## [Written request]
Collect all lines from the listing that include the string "source".

Excerpts from a figure dataset
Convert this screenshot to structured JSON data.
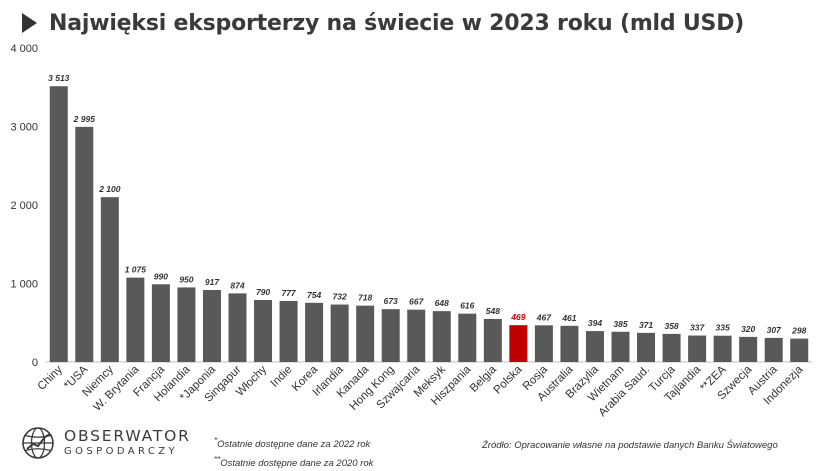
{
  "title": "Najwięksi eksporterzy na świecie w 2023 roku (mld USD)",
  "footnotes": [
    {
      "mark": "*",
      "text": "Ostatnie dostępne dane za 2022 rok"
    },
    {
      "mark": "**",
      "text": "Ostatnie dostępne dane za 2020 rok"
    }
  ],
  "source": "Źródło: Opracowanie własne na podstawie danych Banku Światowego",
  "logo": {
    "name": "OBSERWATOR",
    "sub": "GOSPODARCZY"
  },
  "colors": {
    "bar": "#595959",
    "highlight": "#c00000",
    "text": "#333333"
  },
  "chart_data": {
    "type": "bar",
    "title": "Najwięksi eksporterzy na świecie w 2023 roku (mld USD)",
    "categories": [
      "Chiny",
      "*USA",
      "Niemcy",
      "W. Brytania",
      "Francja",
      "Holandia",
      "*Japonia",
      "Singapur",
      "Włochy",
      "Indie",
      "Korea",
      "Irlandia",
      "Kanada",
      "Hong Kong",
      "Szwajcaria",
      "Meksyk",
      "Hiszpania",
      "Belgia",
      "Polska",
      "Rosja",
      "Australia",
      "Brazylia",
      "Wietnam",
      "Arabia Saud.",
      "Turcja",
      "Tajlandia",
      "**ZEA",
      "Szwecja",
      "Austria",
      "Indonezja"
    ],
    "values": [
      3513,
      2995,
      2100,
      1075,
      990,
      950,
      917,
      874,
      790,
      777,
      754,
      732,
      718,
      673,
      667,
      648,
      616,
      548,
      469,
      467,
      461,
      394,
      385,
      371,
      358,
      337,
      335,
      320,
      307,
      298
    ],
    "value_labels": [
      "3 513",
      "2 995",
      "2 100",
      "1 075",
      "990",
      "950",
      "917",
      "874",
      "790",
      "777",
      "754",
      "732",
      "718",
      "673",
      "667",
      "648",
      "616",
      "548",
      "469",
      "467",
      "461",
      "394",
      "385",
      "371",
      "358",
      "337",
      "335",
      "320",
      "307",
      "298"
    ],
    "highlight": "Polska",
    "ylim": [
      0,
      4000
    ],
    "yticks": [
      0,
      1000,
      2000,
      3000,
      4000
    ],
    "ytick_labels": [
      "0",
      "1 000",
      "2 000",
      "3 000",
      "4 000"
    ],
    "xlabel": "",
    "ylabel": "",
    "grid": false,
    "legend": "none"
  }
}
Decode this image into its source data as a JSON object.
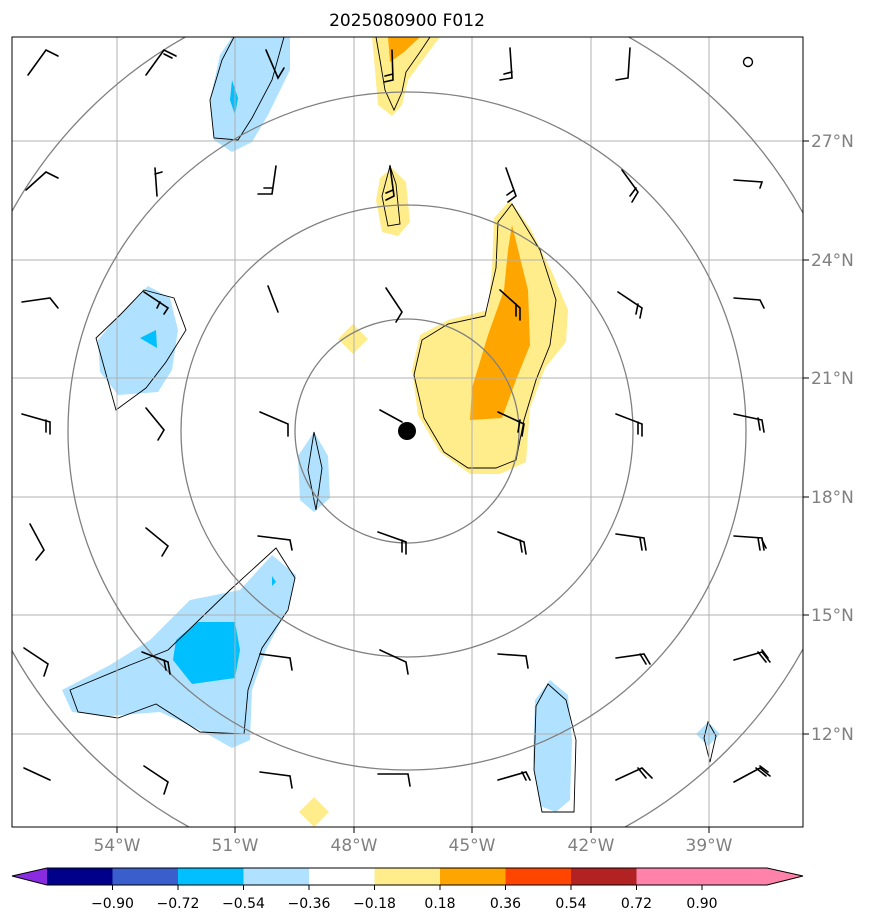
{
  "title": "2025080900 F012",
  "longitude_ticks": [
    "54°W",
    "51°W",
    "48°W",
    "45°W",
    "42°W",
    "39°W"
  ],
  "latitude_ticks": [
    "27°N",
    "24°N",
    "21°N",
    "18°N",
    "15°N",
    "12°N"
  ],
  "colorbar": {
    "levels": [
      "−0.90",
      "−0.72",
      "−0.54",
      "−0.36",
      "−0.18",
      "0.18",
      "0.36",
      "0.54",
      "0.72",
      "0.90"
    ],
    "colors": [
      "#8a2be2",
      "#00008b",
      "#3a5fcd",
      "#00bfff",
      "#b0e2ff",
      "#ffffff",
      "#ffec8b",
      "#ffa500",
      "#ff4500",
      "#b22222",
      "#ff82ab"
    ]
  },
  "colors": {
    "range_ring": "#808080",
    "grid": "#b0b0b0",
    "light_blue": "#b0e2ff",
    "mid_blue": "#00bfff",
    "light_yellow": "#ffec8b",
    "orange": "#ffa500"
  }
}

## [Answer in full]
  "source": "Źródło: Opracowanie własne na podstawie danych Banku Światowego",
Decode this image into its source data as a JSON object.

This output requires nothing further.